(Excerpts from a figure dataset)

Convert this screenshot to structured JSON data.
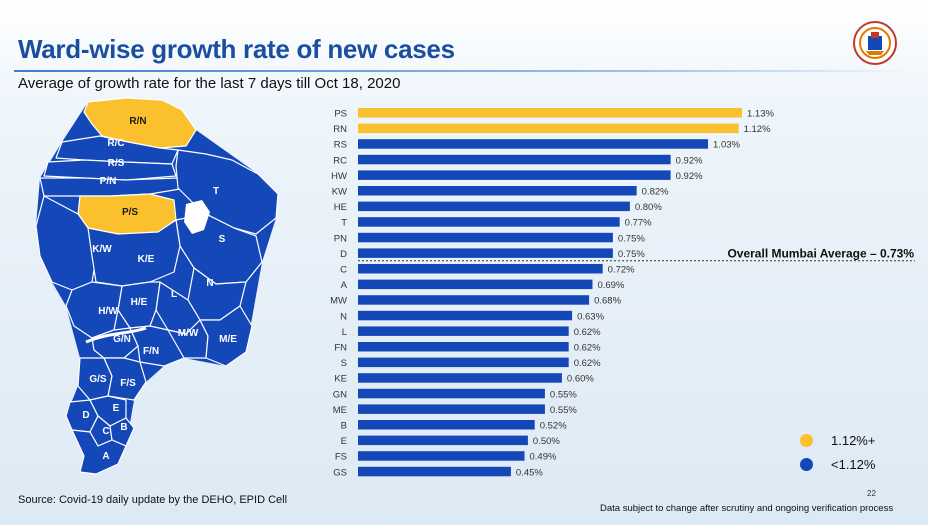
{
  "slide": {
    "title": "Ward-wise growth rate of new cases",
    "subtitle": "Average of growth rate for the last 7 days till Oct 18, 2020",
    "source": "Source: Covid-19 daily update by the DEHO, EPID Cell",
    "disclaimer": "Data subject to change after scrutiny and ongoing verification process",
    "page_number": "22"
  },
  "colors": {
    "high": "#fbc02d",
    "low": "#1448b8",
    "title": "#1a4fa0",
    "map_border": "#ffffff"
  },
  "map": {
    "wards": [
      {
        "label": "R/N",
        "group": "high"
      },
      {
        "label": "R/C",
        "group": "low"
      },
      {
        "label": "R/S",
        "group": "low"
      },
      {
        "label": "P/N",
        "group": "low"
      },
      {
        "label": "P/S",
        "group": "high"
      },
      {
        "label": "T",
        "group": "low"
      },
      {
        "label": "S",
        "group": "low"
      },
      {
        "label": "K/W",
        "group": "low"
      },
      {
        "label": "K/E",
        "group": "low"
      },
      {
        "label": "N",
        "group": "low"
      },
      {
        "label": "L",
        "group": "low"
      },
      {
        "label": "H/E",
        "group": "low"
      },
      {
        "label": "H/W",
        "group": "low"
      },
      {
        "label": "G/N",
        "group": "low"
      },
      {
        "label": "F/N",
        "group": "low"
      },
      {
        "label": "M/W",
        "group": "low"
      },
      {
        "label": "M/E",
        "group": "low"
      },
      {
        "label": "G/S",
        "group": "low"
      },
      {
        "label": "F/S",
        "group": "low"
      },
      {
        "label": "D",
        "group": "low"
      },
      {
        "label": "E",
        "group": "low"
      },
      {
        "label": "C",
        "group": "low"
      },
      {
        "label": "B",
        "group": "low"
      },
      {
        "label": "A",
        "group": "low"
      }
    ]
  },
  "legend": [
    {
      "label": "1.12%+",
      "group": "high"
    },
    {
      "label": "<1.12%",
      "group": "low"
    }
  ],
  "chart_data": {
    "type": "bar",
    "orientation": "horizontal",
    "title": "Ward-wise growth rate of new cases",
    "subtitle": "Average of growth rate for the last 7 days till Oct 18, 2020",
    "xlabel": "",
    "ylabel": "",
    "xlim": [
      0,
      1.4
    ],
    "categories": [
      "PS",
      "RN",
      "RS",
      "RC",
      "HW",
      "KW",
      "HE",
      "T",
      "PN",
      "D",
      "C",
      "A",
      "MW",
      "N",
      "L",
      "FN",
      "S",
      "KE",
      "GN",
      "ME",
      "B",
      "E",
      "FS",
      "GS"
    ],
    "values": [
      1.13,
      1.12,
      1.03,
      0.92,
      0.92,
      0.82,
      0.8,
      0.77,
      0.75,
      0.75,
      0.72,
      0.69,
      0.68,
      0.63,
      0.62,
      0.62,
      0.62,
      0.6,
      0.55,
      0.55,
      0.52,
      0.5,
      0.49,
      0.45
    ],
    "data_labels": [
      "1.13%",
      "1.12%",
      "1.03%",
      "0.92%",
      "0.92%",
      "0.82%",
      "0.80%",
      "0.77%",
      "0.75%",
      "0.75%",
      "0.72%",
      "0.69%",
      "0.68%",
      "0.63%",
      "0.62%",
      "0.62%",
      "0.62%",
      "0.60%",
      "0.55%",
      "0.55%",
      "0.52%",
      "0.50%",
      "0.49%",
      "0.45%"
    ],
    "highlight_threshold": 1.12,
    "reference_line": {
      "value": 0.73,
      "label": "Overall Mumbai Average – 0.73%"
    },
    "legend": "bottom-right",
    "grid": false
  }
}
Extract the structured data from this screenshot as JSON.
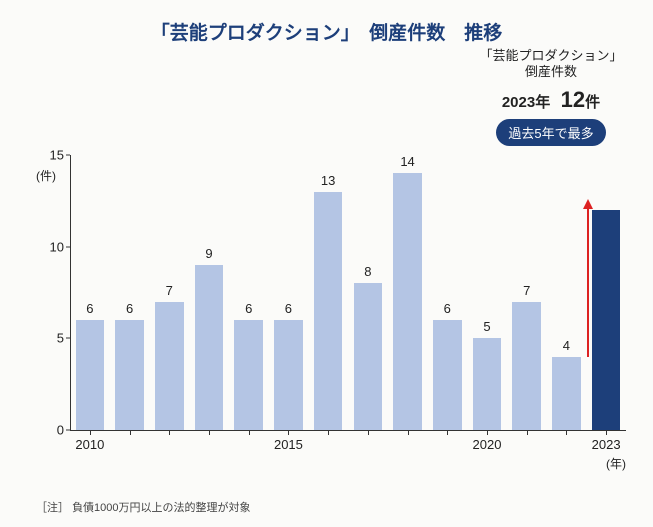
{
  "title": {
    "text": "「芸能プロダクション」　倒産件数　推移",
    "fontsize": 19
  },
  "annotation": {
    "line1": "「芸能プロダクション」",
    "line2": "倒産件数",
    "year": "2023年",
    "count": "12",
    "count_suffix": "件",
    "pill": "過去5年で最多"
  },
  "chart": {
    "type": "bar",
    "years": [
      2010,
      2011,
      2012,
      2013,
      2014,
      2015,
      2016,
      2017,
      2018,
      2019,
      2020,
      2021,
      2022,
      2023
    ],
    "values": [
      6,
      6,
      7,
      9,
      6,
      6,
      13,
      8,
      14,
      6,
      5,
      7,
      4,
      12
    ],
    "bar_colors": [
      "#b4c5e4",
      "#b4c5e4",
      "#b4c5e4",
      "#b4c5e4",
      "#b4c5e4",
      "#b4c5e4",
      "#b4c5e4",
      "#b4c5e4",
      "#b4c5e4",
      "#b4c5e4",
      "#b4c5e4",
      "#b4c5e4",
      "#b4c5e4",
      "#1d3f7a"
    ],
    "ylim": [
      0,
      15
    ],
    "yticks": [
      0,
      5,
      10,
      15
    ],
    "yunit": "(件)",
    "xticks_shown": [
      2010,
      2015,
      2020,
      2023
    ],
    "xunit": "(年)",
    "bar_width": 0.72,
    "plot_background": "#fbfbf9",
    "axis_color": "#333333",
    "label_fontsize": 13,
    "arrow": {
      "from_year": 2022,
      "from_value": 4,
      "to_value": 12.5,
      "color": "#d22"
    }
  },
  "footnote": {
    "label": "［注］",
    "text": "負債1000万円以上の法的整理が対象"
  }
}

### EXERCISE TASK
Extract all the data above exactly, excluding every picture.

### EXPECTED OUTPUT
Convert this screenshot to structured JSON data.
{
  "slide": {
    "title": "Ward-wise growth rate of new cases",
    "subtitle": "Average of growth rate for the last 7 days till Oct 18, 2020",
    "source": "Source: Covid-19 daily update by the DEHO, EPID Cell",
    "disclaimer": "Data subject to change after scrutiny and ongoing verification process",
    "page_number": "22"
  },
  "colors": {
    "high": "#fbc02d",
    "low": "#1448b8",
    "title": "#1a4fa0",
    "map_border": "#ffffff"
  },
  "map": {
    "wards": [
      {
        "label": "R/N",
        "group": "high"
      },
      {
        "label": "R/C",
        "group": "low"
      },
      {
        "label": "R/S",
        "group": "low"
      },
      {
        "label": "P/N",
        "group": "low"
      },
      {
        "label": "P/S",
        "group": "high"
      },
      {
        "label": "T",
        "group": "low"
      },
      {
        "label": "S",
        "group": "low"
      },
      {
        "label": "K/W",
        "group": "low"
      },
      {
        "label": "K/E",
        "group": "low"
      },
      {
        "label": "N",
        "group": "low"
      },
      {
        "label": "L",
        "group": "low"
      },
      {
        "label": "H/E",
        "group": "low"
      },
      {
        "label": "H/W",
        "group": "low"
      },
      {
        "label": "G/N",
        "group": "low"
      },
      {
        "label": "F/N",
        "group": "low"
      },
      {
        "label": "M/W",
        "group": "low"
      },
      {
        "label": "M/E",
        "group": "low"
      },
      {
        "label": "G/S",
        "group": "low"
      },
      {
        "label": "F/S",
        "group": "low"
      },
      {
        "label": "D",
        "group": "low"
      },
      {
        "label": "E",
        "group": "low"
      },
      {
        "label": "C",
        "group": "low"
      },
      {
        "label": "B",
        "group": "low"
      },
      {
        "label": "A",
        "group": "low"
      }
    ]
  },
  "legend": [
    {
      "label": "1.12%+",
      "group": "high"
    },
    {
      "label": "<1.12%",
      "group": "low"
    }
  ],
  "chart_data": {
    "type": "bar",
    "orientation": "horizontal",
    "title": "Ward-wise growth rate of new cases",
    "subtitle": "Average of growth rate for the last 7 days till Oct 18, 2020",
    "xlabel": "",
    "ylabel": "",
    "xlim": [
      0,
      1.4
    ],
    "categories": [
      "PS",
      "RN",
      "RS",
      "RC",
      "HW",
      "KW",
      "HE",
      "T",
      "PN",
      "D",
      "C",
      "A",
      "MW",
      "N",
      "L",
      "FN",
      "S",
      "KE",
      "GN",
      "ME",
      "B",
      "E",
      "FS",
      "GS"
    ],
    "values": [
      1.13,
      1.12,
      1.03,
      0.92,
      0.92,
      0.82,
      0.8,
      0.77,
      0.75,
      0.75,
      0.72,
      0.69,
      0.68,
      0.63,
      0.62,
      0.62,
      0.62,
      0.6,
      0.55,
      0.55,
      0.52,
      0.5,
      0.49,
      0.45
    ],
    "data_labels": [
      "1.13%",
      "1.12%",
      "1.03%",
      "0.92%",
      "0.92%",
      "0.82%",
      "0.80%",
      "0.77%",
      "0.75%",
      "0.75%",
      "0.72%",
      "0.69%",
      "0.68%",
      "0.63%",
      "0.62%",
      "0.62%",
      "0.62%",
      "0.60%",
      "0.55%",
      "0.55%",
      "0.52%",
      "0.50%",
      "0.49%",
      "0.45%"
    ],
    "highlight_threshold": 1.12,
    "reference_line": {
      "value": 0.73,
      "label": "Overall Mumbai Average – 0.73%"
    },
    "legend": "bottom-right",
    "grid": false
  }
}
Extract the structured data from this screenshot as JSON.
{
  "title": {
    "text": "「芸能プロダクション」　倒産件数　推移",
    "fontsize": 19
  },
  "annotation": {
    "line1": "「芸能プロダクション」",
    "line2": "倒産件数",
    "year": "2023年",
    "count": "12",
    "count_suffix": "件",
    "pill": "過去5年で最多"
  },
  "chart": {
    "type": "bar",
    "years": [
      2010,
      2011,
      2012,
      2013,
      2014,
      2015,
      2016,
      2017,
      2018,
      2019,
      2020,
      2021,
      2022,
      2023
    ],
    "values": [
      6,
      6,
      7,
      9,
      6,
      6,
      13,
      8,
      14,
      6,
      5,
      7,
      4,
      12
    ],
    "bar_colors": [
      "#b4c5e4",
      "#b4c5e4",
      "#b4c5e4",
      "#b4c5e4",
      "#b4c5e4",
      "#b4c5e4",
      "#b4c5e4",
      "#b4c5e4",
      "#b4c5e4",
      "#b4c5e4",
      "#b4c5e4",
      "#b4c5e4",
      "#b4c5e4",
      "#1d3f7a"
    ],
    "ylim": [
      0,
      15
    ],
    "yticks": [
      0,
      5,
      10,
      15
    ],
    "yunit": "(件)",
    "xticks_shown": [
      2010,
      2015,
      2020,
      2023
    ],
    "xunit": "(年)",
    "bar_width": 0.72,
    "plot_background": "#fbfbf9",
    "axis_color": "#333333",
    "label_fontsize": 13,
    "arrow": {
      "from_year": 2022,
      "from_value": 4,
      "to_value": 12.5,
      "color": "#d22"
    }
  },
  "footnote": {
    "label": "［注］",
    "text": "負債1000万円以上の法的整理が対象"
  }
}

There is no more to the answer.